Saved entries:

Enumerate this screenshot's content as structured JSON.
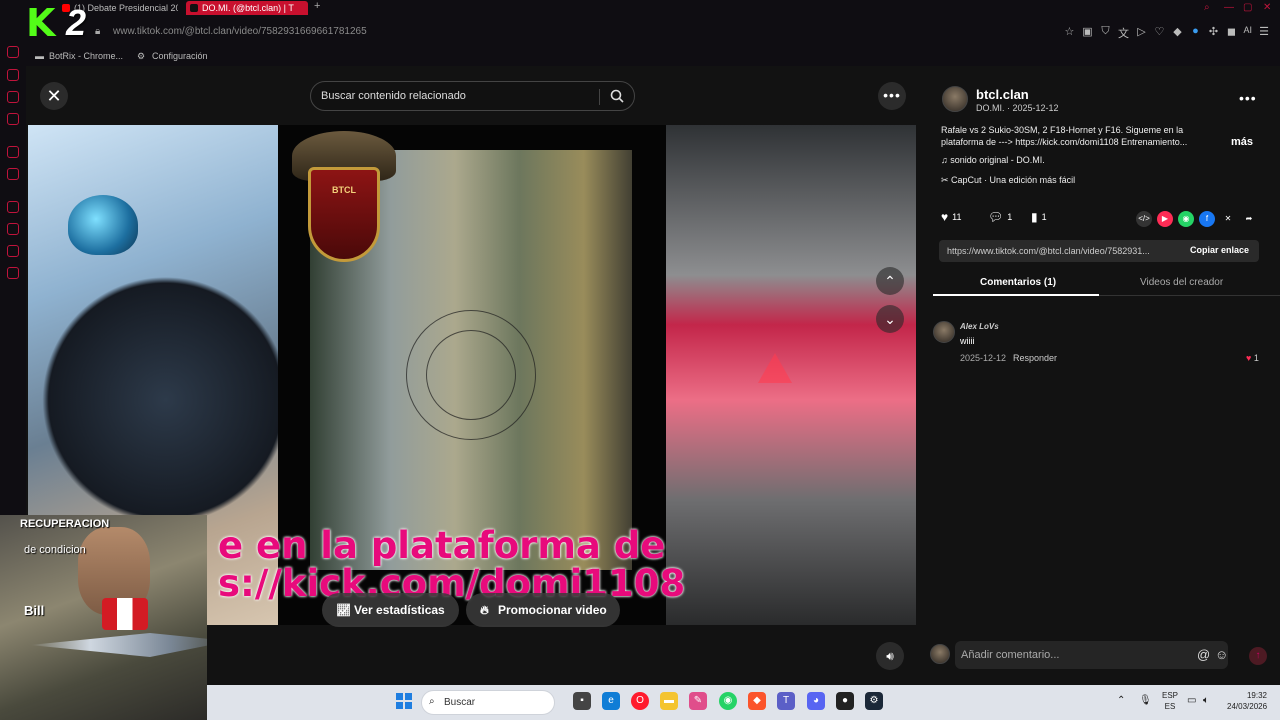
{
  "browser": {
    "tabs": [
      {
        "label": "(1) Debate Presidencial 20"
      },
      {
        "label": "DO.MI. (@btcl.clan) | T"
      }
    ],
    "new_tab": "+",
    "url": "www.tiktok.com/@btcl.clan/video/7582931669661781265",
    "bookmarks": [
      {
        "label": "BotRix - Chrome..."
      },
      {
        "label": "Configuración"
      }
    ],
    "ext_ai_label": "AI"
  },
  "logo_overlay": {
    "k": "K",
    "two": "2"
  },
  "viewer": {
    "search_placeholder": "Buscar contenido relacionado",
    "crest_text": "BTCL",
    "subtitle_line1": "e en la plataforma de",
    "subtitle_line2": "s://kick.com/domi1108",
    "stats_label": "Ver estadísticas",
    "promote_label": "Promocionar video"
  },
  "webcam": {
    "line1": "RECUPERACION",
    "line2": "de condicion",
    "name": "Bill"
  },
  "sidebar": {
    "author": "btcl.clan",
    "meta": "DO.MI. · 2025-12-12",
    "description": "Rafale vs 2 Sukio-30SM, 2 F18-Hornet y F16. Sigueme en la plataforma de ---> https://kick.com/domi1108 Entrenamiento...",
    "more_label": "más",
    "music": "sonido original - DO.MI.",
    "capcut": "CapCut · Una edición más fácil",
    "likes": "11",
    "comments": "1",
    "saves": "1",
    "share_link": "https://www.tiktok.com/@btcl.clan/video/7582931...",
    "copy_label": "Copiar enlace",
    "tab_comments": "Comentarios (1)",
    "tab_creator": "Videos del creador",
    "comment": {
      "user": "Alex LoVs",
      "text": "wiiii",
      "date": "2025-12-12",
      "reply": "Responder",
      "likes": "1"
    },
    "add_comment_placeholder": "Añadir comentario..."
  },
  "taskbar": {
    "search_placeholder": "Buscar",
    "lang_top": "ESP",
    "lang_bottom": "ES",
    "time": "19:32",
    "date": "24/03/2026"
  },
  "colors": {
    "opera_red": "#c0143c",
    "active_tab": "#c8102e",
    "kick_green": "#53fc18",
    "tiktok_pink": "#fe2c55"
  }
}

## WHAT TO WORK ON
Return all lines containing "plataforma".

## FINAL RESULT
    "subtitle_line1": "e en la plataforma de",
    "description": "Rafale vs 2 Sukio-30SM, 2 F18-Hornet y F16. Sigueme en la plataforma de ---> https://kick.com/domi1108 Entrenamiento...",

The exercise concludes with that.